---------- Provided data
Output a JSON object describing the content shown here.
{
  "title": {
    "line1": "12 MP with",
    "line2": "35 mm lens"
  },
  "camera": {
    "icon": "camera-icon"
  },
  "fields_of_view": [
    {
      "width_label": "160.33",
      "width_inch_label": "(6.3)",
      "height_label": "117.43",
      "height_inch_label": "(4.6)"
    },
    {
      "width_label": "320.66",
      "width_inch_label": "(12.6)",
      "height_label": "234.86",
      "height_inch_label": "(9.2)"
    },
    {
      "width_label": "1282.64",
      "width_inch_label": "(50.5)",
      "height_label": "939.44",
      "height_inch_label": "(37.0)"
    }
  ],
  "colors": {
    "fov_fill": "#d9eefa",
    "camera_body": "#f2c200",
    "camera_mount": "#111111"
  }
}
--------------------
## [Task brief]
Copy out the whole listing exactly.

## [The solution]
Output a JSON object describing the content shown here.
{
  "title": {
    "line1": "12 MP with",
    "line2": "35 mm lens"
  },
  "camera": {
    "icon": "camera-icon"
  },
  "fields_of_view": [
    {
      "width_label": "160.33",
      "width_inch_label": "(6.3)",
      "height_label": "117.43",
      "height_inch_label": "(4.6)"
    },
    {
      "width_label": "320.66",
      "width_inch_label": "(12.6)",
      "height_label": "234.86",
      "height_inch_label": "(9.2)"
    },
    {
      "width_label": "1282.64",
      "width_inch_label": "(50.5)",
      "height_label": "939.44",
      "height_inch_label": "(37.0)"
    }
  ],
  "colors": {
    "fov_fill": "#d9eefa",
    "camera_body": "#f2c200",
    "camera_mount": "#111111"
  }
}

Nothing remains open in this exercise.